● What is needed: Write out the entire listing below exactly, with the pictures left out.
#### Dataset records ####
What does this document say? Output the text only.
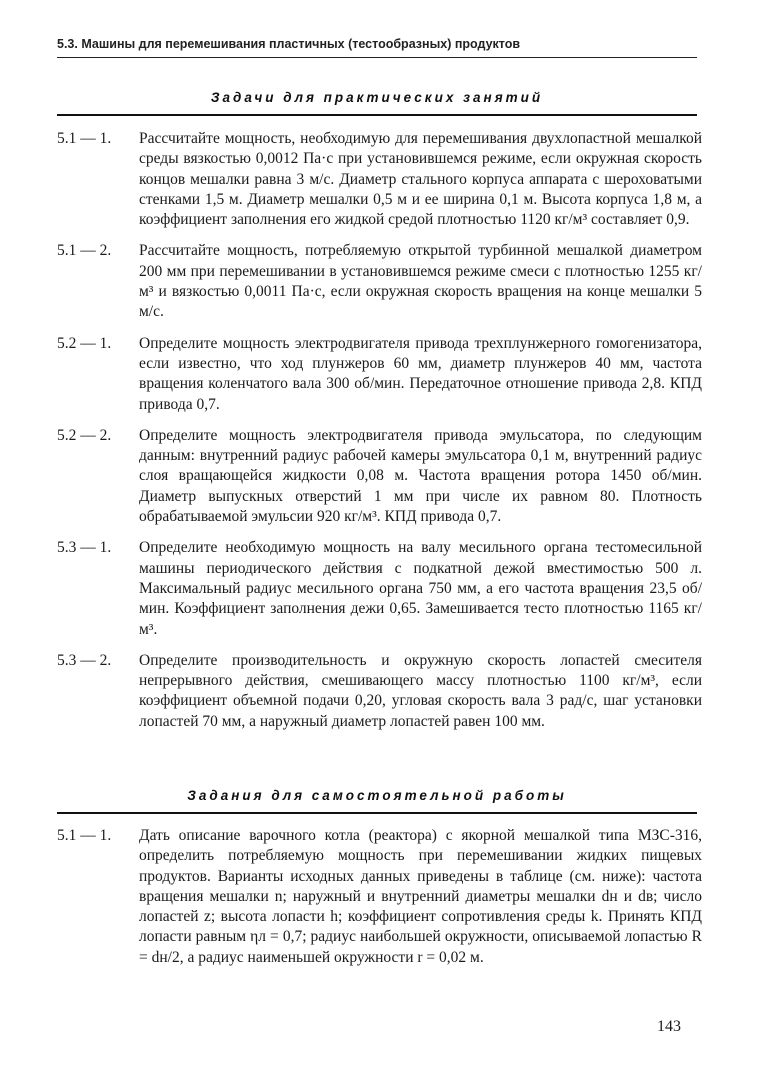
5.3. Машины для перемешивания пластичных (тестообразных) продуктов
Задачи для практических занятий
5.1 — 1.	Рассчитайте мощность, необходимую для перемешивания двухлопастной мешалкой среды вязкостью 0,0012 Па·с при установившемся режиме, если окружная скорость концов мешалки равна 3 м/с. Диаметр стального корпуса аппарата с шероховатыми стенками 1,5 м. Диаметр мешалки 0,5 м и ее ширина 0,1 м. Высота корпуса 1,8 м, а коэффициент заполнения его жидкой средой плотностью 1120 кг/м³ составляет 0,9.
5.1 — 2.	Рассчитайте мощность, потребляемую открытой турбинной мешалкой диаметром 200 мм при перемешивании в установившемся режиме смеси с плотностью 1255 кг/м³ и вязкостью 0,0011 Па·с, если окружная скорость вращения на конце мешалки 5 м/с.
5.2 — 1.	Определите мощность электродвигателя привода трехплунжерного гомогенизатора, если известно, что ход плунжеров 60 мм, диаметр плунжеров 40 мм, частота вращения коленчатого вала 300 об/мин. Передаточное отношение привода 2,8. КПД привода 0,7.
5.2 — 2.	Определите мощность электродвигателя привода эмульсатора, по следующим данным: внутренний радиус рабочей камеры эмульсатора 0,1 м, внутренний радиус слоя вращающейся жидкости 0,08 м. Частота вращения ротора 1450 об/мин. Диаметр выпускных отверстий 1 мм при числе их равном 80. Плотность обрабатываемой эмульсии 920 кг/м³. КПД привода 0,7.
5.3 — 1.	Определите необходимую мощность на валу месильного органа тестомесильной машины периодического действия с подкатной дежой вместимостью 500 л. Максимальный радиус месильного органа 750 мм, а его частота вращения 23,5 об/мин. Коэффициент заполнения дежи 0,65. Замешивается тесто плотностью 1165 кг/м³.
5.3 — 2.	Определите производительность и окружную скорость лопастей смесителя непрерывного действия, смешивающего массу плотностью 1100 кг/м³, если коэффициент объемной подачи 0,20, угловая скорость вала 3 рад/с, шаг установки лопастей 70 мм, а наружный диаметр лопастей равен 100 мм.
Задания для самостоятельной работы
5.1 — 1.	Дать описание варочного котла (реактора) с якорной мешалкой типа МЗС-316, определить потребляемую мощность при перемешивании жидких пищевых продуктов. Варианты исходных данных приведены в таблице (см. ниже): частота вращения мешалки n; наружный и внутренний диаметры мешалки dн и dв; число лопастей z; высота лопасти h; коэффициент сопротивления среды k. Принять КПД лопасти равным ηл = 0,7; радиус наибольшей окружности, описываемой лопастью R = dн/2, а радиус наименьшей окружности r = 0,02 м.
143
####
● Answer to this problem:
What does this document say? Output the text only.
5.3. Машины для перемешивания пластичных (тестообразных) продуктов
Задачи для практических занятий
5.1 — 1.	Рассчитайте мощность, необходимую для перемешивания двухлопастной мешалкой среды вязкостью 0,0012 Па·с при установившемся режиме, если окружная скорость концов мешалки равна 3 м/с. Диаметр стального корпуса аппарата с шероховатыми стенками 1,5 м. Диаметр мешалки 0,5 м и ее ширина 0,1 м. Высота корпуса 1,8 м, а коэффициент заполнения его жидкой средой плотностью 1120 кг/м³ составляет 0,9.
5.1 — 2.	Рассчитайте мощность, потребляемую открытой турбинной мешалкой диаметром 200 мм при перемешивании в установившемся режиме смеси с плотностью 1255 кг/м³ и вязкостью 0,0011 Па·с, если окружная скорость вращения на конце мешалки 5 м/с.
5.2 — 1.	Определите мощность электродвигателя привода трехплунжерного гомогенизатора, если известно, что ход плунжеров 60 мм, диаметр плунжеров 40 мм, частота вращения коленчатого вала 300 об/мин. Передаточное отношение привода 2,8. КПД привода 0,7.
5.2 — 2.	Определите мощность электродвигателя привода эмульсатора, по следующим данным: внутренний радиус рабочей камеры эмульсатора 0,1 м, внутренний радиус слоя вращающейся жидкости 0,08 м. Частота вращения ротора 1450 об/мин. Диаметр выпускных отверстий 1 мм при числе их равном 80. Плотность обрабатываемой эмульсии 920 кг/м³. КПД привода 0,7.
5.3 — 1.	Определите необходимую мощность на валу месильного органа тестомесильной машины периодического действия с подкатной дежой вместимостью 500 л. Максимальный радиус месильного органа 750 мм, а его частота вращения 23,5 об/мин. Коэффициент заполнения дежи 0,65. Замешивается тесто плотностью 1165 кг/м³.
5.3 — 2.	Определите производительность и окружную скорость лопастей смесителя непрерывного действия, смешивающего массу плотностью 1100 кг/м³, если коэффициент объемной подачи 0,20, угловая скорость вала 3 рад/с, шаг установки лопастей 70 мм, а наружный диаметр лопастей равен 100 мм.
Задания для самостоятельной работы
5.1 — 1.	Дать описание варочного котла (реактора) с якорной мешалкой типа МЗС-316, определить потребляемую мощность при перемешивании жидких пищевых продуктов. Варианты исходных данных приведены в таблице (см. ниже): частота вращения мешалки n; наружный и внутренний диаметры мешалки dн и dв; число лопастей z; высота лопасти h; коэффициент сопротивления среды k. Принять КПД лопасти равным ηл = 0,7; радиус наибольшей окружности, описываемой лопастью R = dн/2, а радиус наименьшей окружности r = 0,02 м.
143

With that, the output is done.